[Recorded data]
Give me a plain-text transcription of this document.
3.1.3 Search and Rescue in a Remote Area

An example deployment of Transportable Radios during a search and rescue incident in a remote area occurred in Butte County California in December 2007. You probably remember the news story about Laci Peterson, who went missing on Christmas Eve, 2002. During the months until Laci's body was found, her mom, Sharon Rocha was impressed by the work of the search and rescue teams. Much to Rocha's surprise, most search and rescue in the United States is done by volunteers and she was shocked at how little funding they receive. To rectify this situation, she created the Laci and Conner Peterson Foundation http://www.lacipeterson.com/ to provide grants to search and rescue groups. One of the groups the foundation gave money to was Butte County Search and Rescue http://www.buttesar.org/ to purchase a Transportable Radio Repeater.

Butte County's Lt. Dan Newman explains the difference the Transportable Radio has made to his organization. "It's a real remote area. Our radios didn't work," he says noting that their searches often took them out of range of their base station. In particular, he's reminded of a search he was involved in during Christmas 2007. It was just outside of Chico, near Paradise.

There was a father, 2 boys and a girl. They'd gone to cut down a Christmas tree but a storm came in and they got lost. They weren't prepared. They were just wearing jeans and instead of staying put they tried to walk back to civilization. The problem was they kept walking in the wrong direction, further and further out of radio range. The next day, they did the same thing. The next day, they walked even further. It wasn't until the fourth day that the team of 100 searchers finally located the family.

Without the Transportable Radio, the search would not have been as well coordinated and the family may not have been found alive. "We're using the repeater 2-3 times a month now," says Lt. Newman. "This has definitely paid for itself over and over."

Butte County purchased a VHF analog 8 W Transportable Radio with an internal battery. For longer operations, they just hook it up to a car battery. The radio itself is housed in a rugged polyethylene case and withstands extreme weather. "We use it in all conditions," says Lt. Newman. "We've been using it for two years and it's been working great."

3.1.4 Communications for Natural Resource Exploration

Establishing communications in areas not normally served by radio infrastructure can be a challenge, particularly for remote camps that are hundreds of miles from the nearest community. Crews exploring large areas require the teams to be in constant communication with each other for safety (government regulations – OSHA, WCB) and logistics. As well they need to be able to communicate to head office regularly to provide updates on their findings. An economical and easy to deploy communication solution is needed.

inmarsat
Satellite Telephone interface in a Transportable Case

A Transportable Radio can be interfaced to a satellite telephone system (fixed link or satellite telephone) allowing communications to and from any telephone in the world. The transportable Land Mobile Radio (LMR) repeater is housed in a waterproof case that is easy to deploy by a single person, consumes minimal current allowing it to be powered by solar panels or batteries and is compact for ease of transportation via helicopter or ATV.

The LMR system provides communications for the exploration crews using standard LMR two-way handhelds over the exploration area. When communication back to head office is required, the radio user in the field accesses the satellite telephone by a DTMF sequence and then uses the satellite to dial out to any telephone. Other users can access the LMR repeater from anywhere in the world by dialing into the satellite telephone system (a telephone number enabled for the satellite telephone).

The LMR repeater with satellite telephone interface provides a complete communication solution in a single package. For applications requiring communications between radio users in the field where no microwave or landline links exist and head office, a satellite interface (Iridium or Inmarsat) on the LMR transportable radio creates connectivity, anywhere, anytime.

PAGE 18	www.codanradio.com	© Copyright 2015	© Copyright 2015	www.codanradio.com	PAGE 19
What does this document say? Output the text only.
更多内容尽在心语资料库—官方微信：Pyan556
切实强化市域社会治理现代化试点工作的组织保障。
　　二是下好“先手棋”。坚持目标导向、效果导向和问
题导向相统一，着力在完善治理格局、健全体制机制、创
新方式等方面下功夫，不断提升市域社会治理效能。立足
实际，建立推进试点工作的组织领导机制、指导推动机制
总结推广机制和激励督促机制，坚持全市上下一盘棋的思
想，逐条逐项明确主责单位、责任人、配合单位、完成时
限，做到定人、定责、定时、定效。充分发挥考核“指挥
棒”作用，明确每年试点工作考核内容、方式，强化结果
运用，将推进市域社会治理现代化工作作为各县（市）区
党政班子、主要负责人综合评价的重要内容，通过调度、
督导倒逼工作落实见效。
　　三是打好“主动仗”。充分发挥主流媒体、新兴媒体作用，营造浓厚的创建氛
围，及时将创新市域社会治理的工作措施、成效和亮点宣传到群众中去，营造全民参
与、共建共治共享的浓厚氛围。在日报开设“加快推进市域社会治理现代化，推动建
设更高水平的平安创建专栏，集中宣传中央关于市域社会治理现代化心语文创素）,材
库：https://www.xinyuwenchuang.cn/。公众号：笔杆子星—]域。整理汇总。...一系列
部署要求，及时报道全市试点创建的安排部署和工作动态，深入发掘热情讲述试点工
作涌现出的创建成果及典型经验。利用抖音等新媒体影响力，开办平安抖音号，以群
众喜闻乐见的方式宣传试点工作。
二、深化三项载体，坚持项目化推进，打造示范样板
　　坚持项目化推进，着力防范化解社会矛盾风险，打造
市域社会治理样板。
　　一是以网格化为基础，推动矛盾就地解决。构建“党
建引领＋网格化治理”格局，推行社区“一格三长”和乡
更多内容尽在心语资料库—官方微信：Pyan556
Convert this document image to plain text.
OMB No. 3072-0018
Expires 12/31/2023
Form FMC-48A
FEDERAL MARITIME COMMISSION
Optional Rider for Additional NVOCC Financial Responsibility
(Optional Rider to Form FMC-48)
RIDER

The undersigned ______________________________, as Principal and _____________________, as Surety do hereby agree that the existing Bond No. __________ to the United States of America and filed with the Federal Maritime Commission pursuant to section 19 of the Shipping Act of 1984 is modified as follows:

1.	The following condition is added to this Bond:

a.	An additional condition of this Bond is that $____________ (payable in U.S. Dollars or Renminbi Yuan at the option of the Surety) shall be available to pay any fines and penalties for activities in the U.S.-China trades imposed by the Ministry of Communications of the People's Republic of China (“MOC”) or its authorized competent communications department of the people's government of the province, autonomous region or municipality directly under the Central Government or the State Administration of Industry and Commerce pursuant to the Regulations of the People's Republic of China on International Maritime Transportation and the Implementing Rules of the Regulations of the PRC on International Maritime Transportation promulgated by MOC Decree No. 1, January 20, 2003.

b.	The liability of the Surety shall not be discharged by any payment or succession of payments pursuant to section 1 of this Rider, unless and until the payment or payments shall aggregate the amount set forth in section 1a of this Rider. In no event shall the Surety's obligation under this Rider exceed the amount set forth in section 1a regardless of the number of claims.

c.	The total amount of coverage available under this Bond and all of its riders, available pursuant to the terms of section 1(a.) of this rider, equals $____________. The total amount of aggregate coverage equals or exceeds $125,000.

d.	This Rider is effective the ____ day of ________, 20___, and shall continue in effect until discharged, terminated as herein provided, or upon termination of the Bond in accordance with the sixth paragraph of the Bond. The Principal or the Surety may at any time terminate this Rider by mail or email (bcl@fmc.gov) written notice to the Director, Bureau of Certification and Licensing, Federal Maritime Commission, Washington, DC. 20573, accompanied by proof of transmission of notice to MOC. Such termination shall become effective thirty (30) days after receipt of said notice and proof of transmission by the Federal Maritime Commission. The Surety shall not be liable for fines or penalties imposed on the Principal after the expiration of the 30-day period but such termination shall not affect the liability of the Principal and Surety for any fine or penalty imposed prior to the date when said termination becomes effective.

§ WORK TO BE COMPLETED: Repeat all the entries word for word.

§ FINAL RESULT:
Give me a plain-text transcription of this document.
3.1.3 Search and Rescue in a Remote Area

An example deployment of Transportable Radios during a search and rescue incident in a remote area occurred in Butte County California in December 2007. You probably remember the news story about Laci Peterson, who went missing on Christmas Eve, 2002. During the months until Laci's body was found, her mom, Sharon Rocha was impressed by the work of the search and rescue teams. Much to Rocha's surprise, most search and rescue in the United States is done by volunteers and she was shocked at how little funding they receive. To rectify this situation, she created the Laci and Conner Peterson Foundation http://www.lacipeterson.com/ to provide grants to search and rescue groups. One of the groups the foundation gave money to was Butte County Search and Rescue http://www.buttesar.org/ to purchase a Transportable Radio Repeater.

Butte County's Lt. Dan Newman explains the difference the Transportable Radio has made to his organization. "It's a real remote area. Our radios didn't work," he says noting that their searches often took them out of range of their base station. In particular, he's reminded of a search he was involved in during Christmas 2007. It was just outside of Chico, near Paradise.

There was a father, 2 boys and a girl. They'd gone to cut down a Christmas tree but a storm came in and they got lost. They weren't prepared. They were just wearing jeans and instead of staying put they tried to walk back to civilization. The problem was they kept walking in the wrong direction, further and further out of radio range. The next day, they did the same thing. The next day, they walked even further. It wasn't until the fourth day that the team of 100 searchers finally located the family.

Without the Transportable Radio, the search would not have been as well coordinated and the family may not have been found alive. "We're using the repeater 2-3 times a month now," says Lt. Newman. "This has definitely paid for itself over and over."

Butte County purchased a VHF analog 8 W Transportable Radio with an internal battery. For longer operations, they just hook it up to a car battery. The radio itself is housed in a rugged polyethylene case and withstands extreme weather. "We use it in all conditions," says Lt. Newman. "We've been using it for two years and it's been working great."

3.1.4 Communications for Natural Resource Exploration

Establishing communications in areas not normally served by radio infrastructure can be a challenge, particularly for remote camps that are hundreds of miles from the nearest community. Crews exploring large areas require the teams to be in constant communication with each other for safety (government regulations – OSHA, WCB) and logistics. As well they need to be able to communicate to head office regularly to provide updates on their findings. An economical and easy to deploy communication solution is needed.

inmarsat
Satellite Telephone interface in a Transportable Case

A Transportable Radio can be interfaced to a satellite telephone system (fixed link or satellite telephone) allowing communications to and from any telephone in the world. The transportable Land Mobile Radio (LMR) repeater is housed in a waterproof case that is easy to deploy by a single person, consumes minimal current allowing it to be powered by solar panels or batteries and is compact for ease of transportation via helicopter or ATV.

The LMR system provides communications for the exploration crews using standard LMR two-way handhelds over the exploration area. When communication back to head office is required, the radio user in the field accesses the satellite telephone by a DTMF sequence and then uses the satellite to dial out to any telephone. Other users can access the LMR repeater from anywhere in the world by dialing into the satellite telephone system (a telephone number enabled for the satellite telephone).

The LMR repeater with satellite telephone interface provides a complete communication solution in a single package. For applications requiring communications between radio users in the field where no microwave or landline links exist and head office, a satellite interface (Iridium or Inmarsat) on the LMR transportable radio creates connectivity, anywhere, anytime.

PAGE 18	www.codanradio.com	© Copyright 2015	© Copyright 2015	www.codanradio.com	PAGE 19
What does this document say? Output the text only.
更多内容尽在心语资料库—官方微信：Pyan556
切实强化市域社会治理现代化试点工作的组织保障。
　　二是下好“先手棋”。坚持目标导向、效果导向和问
题导向相统一，着力在完善治理格局、健全体制机制、创
新方式等方面下功夫，不断提升市域社会治理效能。立足
实际，建立推进试点工作的组织领导机制、指导推动机制
总结推广机制和激励督促机制，坚持全市上下一盘棋的思
想，逐条逐项明确主责单位、责任人、配合单位、完成时
限，做到定人、定责、定时、定效。充分发挥考核“指挥
棒”作用，明确每年试点工作考核内容、方式，强化结果
运用，将推进市域社会治理现代化工作作为各县（市）区
党政班子、主要负责人综合评价的重要内容，通过调度、
督导倒逼工作落实见效。
　　三是打好“主动仗”。充分发挥主流媒体、新兴媒体作用，营造浓厚的创建氛
围，及时将创新市域社会治理的工作措施、成效和亮点宣传到群众中去，营造全民参
与、共建共治共享的浓厚氛围。在日报开设“加快推进市域社会治理现代化，推动建
设更高水平的平安创建专栏，集中宣传中央关于市域社会治理现代化心语文创素）,材
库：https://www.xinyuwenchuang.cn/。公众号：笔杆子星—]域。整理汇总。...一系列
部署要求，及时报道全市试点创建的安排部署和工作动态，深入发掘热情讲述试点工
作涌现出的创建成果及典型经验。利用抖音等新媒体影响力，开办平安抖音号，以群
众喜闻乐见的方式宣传试点工作。
二、深化三项载体，坚持项目化推进，打造示范样板
　　坚持项目化推进，着力防范化解社会矛盾风险，打造
市域社会治理样板。
　　一是以网格化为基础，推动矛盾就地解决。构建“党
建引领＋网格化治理”格局，推行社区“一格三长”和乡
更多内容尽在心语资料库—官方微信：Pyan556
Convert this document image to plain text.
OMB No. 3072-0018
Expires 12/31/2023
Form FMC-48A
FEDERAL MARITIME COMMISSION
Optional Rider for Additional NVOCC Financial Responsibility
(Optional Rider to Form FMC-48)
RIDER

The undersigned ______________________________, as Principal and _____________________, as Surety do hereby agree that the existing Bond No. __________ to the United States of America and filed with the Federal Maritime Commission pursuant to section 19 of the Shipping Act of 1984 is modified as follows:

1.	The following condition is added to this Bond:

a.	An additional condition of this Bond is that $____________ (payable in U.S. Dollars or Renminbi Yuan at the option of the Surety) shall be available to pay any fines and penalties for activities in the U.S.-China trades imposed by the Ministry of Communications of the People's Republic of China (“MOC”) or its authorized competent communications department of the people's government of the province, autonomous region or municipality directly under the Central Government or the State Administration of Industry and Commerce pursuant to the Regulations of the People's Republic of China on International Maritime Transportation and the Implementing Rules of the Regulations of the PRC on International Maritime Transportation promulgated by MOC Decree No. 1, January 20, 2003.

b.	The liability of the Surety shall not be discharged by any payment or succession of payments pursuant to section 1 of this Rider, unless and until the payment or payments shall aggregate the amount set forth in section 1a of this Rider. In no event shall the Surety's obligation under this Rider exceed the amount set forth in section 1a regardless of the number of claims.

c.	The total amount of coverage available under this Bond and all of its riders, available pursuant to the terms of section 1(a.) of this rider, equals $____________. The total amount of aggregate coverage equals or exceeds $125,000.

d.	This Rider is effective the ____ day of ________, 20___, and shall continue in effect until discharged, terminated as herein provided, or upon termination of the Bond in accordance with the sixth paragraph of the Bond. The Principal or the Surety may at any time terminate this Rider by mail or email (bcl@fmc.gov) written notice to the Director, Bureau of Certification and Licensing, Federal Maritime Commission, Washington, DC. 20573, accompanied by proof of transmission of notice to MOC. Such termination shall become effective thirty (30) days after receipt of said notice and proof of transmission by the Federal Maritime Commission. The Surety shall not be liable for fines or penalties imposed on the Principal after the expiration of the 30-day period but such termination shall not affect the liability of the Principal and Surety for any fine or penalty imposed prior to the date when said termination becomes effective.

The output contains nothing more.